__GIVEN INSTRUCTION__
Note each line that includes the word "Mean". Copy those lines.

__THE RECORDS__
>>

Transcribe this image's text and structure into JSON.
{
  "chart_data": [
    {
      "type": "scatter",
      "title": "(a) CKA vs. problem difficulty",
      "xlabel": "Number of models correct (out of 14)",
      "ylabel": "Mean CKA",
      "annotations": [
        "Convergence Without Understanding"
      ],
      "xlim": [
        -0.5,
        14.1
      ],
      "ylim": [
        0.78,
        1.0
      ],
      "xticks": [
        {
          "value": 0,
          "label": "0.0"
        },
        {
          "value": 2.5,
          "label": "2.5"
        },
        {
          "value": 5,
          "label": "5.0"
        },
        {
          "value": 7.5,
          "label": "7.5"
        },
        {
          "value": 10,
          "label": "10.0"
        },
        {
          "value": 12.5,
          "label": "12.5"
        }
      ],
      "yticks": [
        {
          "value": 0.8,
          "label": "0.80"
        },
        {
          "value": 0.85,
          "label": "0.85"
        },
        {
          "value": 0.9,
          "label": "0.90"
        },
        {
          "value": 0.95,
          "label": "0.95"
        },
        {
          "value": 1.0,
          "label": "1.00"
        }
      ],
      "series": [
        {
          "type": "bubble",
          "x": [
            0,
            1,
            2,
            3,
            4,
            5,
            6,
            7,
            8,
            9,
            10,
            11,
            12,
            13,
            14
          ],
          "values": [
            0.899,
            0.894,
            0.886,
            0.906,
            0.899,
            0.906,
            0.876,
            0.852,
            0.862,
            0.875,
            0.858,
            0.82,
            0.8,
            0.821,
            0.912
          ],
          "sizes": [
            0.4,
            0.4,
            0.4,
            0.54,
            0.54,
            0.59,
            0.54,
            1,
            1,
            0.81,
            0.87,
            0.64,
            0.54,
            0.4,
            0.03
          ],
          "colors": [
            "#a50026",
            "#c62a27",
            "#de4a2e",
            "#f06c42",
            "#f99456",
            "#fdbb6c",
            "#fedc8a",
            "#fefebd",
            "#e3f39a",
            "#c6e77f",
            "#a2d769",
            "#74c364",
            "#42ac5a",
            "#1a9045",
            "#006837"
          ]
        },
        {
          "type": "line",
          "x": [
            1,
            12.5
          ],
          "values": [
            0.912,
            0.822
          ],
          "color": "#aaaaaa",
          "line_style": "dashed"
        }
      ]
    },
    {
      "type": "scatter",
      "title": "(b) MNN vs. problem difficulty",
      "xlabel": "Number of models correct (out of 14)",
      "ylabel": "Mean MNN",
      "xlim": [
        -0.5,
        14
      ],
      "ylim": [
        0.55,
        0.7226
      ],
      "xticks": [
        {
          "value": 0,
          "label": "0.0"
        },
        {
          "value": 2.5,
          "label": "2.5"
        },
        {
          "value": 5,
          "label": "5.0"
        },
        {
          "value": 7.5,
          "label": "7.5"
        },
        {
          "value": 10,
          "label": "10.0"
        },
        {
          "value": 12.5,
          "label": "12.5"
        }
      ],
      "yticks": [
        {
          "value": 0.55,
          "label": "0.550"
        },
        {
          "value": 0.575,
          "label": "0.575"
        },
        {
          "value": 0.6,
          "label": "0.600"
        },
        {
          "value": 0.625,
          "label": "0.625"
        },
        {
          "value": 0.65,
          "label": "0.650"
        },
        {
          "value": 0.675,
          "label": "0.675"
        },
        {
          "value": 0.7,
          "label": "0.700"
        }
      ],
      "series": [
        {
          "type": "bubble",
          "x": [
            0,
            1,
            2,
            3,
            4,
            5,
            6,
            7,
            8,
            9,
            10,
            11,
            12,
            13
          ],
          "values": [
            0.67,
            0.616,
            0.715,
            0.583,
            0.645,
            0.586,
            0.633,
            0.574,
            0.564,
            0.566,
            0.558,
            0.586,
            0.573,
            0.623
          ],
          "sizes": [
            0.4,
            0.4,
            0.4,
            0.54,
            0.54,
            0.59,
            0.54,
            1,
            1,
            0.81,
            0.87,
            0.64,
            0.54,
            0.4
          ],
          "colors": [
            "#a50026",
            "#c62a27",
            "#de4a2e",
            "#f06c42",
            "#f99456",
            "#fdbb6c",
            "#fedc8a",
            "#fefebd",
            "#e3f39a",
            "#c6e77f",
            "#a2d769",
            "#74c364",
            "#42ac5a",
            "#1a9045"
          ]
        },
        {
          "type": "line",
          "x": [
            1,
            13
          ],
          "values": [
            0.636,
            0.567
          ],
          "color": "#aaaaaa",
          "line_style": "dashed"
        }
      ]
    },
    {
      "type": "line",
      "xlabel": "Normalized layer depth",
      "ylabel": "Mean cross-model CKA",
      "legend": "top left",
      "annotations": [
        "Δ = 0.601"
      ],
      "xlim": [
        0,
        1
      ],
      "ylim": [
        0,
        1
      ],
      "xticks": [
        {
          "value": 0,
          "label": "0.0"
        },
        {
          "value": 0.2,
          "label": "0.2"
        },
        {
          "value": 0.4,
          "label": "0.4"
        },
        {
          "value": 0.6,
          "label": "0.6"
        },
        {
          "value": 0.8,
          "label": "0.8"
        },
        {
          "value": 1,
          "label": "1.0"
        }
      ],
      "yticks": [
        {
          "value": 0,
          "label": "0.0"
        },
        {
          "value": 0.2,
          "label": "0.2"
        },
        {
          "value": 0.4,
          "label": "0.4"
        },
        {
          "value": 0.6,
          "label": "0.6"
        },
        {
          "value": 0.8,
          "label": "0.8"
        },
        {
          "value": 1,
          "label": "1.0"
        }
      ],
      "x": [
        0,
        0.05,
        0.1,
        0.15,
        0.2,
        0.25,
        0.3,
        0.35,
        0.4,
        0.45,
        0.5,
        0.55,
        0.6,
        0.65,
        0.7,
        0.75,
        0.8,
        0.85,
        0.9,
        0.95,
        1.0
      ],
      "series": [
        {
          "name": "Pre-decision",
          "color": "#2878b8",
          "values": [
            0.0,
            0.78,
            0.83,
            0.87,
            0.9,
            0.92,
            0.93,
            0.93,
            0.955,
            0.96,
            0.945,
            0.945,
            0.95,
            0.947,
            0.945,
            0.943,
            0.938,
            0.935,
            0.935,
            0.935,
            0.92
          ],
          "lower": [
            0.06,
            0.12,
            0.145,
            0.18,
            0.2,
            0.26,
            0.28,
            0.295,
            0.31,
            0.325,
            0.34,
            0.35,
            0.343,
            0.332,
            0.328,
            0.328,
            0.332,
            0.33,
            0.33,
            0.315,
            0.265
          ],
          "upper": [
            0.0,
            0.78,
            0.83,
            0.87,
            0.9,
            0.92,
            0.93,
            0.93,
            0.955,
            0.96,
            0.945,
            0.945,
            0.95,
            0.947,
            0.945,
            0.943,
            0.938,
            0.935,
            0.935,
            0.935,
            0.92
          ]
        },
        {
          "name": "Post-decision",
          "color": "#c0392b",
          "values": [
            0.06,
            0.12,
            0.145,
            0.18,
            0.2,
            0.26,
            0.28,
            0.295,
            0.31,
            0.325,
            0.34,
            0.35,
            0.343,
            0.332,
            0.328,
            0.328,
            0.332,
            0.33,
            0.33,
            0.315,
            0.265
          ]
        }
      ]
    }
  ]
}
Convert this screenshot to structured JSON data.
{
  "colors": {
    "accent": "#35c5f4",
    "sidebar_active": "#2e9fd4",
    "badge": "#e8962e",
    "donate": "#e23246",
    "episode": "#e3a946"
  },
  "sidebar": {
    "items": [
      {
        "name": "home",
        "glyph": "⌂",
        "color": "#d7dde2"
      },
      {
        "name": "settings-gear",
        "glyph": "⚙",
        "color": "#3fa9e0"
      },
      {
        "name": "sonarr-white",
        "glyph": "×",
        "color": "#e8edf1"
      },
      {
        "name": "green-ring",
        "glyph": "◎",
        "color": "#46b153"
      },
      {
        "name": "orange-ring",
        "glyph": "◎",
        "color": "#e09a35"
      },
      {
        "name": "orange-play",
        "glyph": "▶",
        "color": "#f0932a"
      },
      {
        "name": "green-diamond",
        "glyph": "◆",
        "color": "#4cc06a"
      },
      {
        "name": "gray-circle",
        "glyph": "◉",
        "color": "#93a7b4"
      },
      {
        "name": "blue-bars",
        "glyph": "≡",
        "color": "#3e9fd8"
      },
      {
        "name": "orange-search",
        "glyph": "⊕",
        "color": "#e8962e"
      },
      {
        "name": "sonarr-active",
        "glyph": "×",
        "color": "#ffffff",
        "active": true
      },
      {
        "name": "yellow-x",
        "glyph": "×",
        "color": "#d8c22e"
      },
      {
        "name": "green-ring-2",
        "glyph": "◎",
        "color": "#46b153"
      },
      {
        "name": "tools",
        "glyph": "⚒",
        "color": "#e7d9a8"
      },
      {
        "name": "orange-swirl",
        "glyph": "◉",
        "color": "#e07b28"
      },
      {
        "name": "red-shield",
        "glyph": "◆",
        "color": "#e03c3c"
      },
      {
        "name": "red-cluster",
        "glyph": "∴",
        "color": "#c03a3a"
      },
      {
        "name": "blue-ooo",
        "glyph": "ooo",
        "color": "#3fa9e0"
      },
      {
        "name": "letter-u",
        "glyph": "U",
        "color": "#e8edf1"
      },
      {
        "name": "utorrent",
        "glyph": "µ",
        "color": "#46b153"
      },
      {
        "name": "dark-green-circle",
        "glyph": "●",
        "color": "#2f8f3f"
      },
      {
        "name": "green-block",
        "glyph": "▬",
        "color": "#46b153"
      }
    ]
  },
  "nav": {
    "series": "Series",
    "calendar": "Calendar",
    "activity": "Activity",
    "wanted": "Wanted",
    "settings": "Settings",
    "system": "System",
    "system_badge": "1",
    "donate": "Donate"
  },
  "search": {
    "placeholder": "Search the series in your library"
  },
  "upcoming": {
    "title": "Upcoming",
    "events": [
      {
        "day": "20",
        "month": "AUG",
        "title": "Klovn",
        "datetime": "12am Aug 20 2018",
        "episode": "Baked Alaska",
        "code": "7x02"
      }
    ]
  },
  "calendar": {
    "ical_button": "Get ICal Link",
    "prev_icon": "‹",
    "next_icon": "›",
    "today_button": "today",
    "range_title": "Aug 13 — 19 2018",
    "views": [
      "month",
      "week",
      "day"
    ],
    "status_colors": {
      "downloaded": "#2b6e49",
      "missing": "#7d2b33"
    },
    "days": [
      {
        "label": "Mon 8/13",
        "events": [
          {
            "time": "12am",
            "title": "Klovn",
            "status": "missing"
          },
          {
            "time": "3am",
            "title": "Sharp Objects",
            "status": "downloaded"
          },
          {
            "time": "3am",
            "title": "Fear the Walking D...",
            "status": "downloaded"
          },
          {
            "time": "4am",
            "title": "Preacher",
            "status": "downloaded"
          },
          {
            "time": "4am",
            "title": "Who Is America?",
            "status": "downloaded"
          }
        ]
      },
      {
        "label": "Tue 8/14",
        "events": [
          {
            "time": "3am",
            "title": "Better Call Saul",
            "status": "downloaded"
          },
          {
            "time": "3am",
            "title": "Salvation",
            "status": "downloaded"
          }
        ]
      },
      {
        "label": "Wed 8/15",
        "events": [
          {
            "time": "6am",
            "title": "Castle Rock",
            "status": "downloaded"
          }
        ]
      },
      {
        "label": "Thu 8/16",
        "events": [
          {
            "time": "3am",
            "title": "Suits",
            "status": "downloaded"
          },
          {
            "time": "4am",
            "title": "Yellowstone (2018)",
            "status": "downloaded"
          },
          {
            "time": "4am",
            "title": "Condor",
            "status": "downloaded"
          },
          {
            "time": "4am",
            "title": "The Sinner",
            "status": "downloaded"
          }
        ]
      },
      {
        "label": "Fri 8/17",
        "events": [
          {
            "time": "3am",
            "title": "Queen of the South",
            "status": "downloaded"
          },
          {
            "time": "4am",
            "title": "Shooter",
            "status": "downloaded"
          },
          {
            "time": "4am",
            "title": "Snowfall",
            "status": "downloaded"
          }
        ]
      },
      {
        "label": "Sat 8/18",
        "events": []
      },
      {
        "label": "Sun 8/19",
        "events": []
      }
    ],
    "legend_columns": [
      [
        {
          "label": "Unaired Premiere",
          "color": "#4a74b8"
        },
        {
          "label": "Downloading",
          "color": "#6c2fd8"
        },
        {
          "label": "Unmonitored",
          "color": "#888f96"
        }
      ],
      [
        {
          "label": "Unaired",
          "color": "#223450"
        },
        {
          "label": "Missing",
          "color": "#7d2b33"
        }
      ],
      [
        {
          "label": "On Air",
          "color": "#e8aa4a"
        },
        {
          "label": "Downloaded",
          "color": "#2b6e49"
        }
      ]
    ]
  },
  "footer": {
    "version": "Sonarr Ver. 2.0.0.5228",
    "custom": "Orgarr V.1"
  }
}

<<

__OUTPUT OF THE TASK__
      "ylabel": "Mean CKA",
      "ylabel": "Mean MNN",
      "ylabel": "Mean cross-model CKA",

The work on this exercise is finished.